Data entries:
==========

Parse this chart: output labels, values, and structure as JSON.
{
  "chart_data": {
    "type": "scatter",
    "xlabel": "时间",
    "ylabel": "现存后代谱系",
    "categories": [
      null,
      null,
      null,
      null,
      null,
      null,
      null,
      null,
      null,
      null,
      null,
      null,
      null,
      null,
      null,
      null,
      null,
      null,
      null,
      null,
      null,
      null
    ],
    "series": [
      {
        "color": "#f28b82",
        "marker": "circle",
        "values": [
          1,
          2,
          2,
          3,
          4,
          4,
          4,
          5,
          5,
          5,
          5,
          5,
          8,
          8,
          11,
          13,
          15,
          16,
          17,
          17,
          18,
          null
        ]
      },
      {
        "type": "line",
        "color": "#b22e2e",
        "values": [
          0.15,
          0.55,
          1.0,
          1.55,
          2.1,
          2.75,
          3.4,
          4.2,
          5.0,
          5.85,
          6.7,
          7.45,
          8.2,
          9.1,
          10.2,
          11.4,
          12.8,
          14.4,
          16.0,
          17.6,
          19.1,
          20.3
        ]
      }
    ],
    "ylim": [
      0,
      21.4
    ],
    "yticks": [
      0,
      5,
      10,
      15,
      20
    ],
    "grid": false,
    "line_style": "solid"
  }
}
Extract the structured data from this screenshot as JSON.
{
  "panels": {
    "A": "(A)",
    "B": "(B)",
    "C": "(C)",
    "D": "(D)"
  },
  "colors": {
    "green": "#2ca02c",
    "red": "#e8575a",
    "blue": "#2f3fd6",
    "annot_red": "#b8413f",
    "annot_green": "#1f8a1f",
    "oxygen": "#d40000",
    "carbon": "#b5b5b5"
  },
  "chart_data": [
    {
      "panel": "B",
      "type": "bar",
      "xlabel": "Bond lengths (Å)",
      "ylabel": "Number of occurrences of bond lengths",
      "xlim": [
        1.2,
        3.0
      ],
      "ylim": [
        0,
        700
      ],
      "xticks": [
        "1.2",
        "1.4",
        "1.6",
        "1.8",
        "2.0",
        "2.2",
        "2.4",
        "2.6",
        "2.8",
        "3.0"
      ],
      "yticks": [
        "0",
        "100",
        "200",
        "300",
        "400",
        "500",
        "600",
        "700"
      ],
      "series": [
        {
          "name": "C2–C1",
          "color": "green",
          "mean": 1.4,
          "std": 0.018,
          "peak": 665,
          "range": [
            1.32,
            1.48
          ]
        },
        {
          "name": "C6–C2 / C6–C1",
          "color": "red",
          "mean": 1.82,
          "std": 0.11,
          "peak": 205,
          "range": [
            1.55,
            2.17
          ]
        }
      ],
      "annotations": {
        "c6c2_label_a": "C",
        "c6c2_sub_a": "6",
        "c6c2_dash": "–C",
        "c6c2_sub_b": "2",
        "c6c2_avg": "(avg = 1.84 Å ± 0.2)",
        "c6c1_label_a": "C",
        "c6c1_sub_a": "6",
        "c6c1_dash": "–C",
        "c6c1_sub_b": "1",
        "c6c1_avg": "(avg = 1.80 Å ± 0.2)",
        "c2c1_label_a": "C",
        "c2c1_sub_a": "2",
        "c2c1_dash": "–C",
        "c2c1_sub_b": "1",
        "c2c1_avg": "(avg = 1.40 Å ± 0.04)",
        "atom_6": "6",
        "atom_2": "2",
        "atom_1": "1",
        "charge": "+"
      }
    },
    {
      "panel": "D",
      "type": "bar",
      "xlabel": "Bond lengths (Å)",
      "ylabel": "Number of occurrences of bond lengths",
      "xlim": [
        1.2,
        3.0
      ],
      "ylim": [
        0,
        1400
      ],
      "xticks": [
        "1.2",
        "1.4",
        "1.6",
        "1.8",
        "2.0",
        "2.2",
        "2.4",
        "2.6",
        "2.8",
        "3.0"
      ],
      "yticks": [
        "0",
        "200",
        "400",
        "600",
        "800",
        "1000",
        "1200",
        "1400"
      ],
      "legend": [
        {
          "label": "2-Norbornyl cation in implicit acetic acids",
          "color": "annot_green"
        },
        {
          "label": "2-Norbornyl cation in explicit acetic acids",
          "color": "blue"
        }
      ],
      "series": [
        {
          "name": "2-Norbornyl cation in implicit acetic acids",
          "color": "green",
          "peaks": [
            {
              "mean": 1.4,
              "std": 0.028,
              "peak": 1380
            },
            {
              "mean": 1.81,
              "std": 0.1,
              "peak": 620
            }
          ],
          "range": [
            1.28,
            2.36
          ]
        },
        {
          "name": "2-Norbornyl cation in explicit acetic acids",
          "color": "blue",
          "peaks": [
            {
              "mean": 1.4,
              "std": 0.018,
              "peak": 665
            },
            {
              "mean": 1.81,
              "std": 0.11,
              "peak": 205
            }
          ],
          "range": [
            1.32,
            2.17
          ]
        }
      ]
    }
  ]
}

==========

• _WHAT YOU ARE ASKED TO DO_
Find the number of lines in which the word "acids" occurs, and write nothing but that number.

• _IN RESPONSE_
4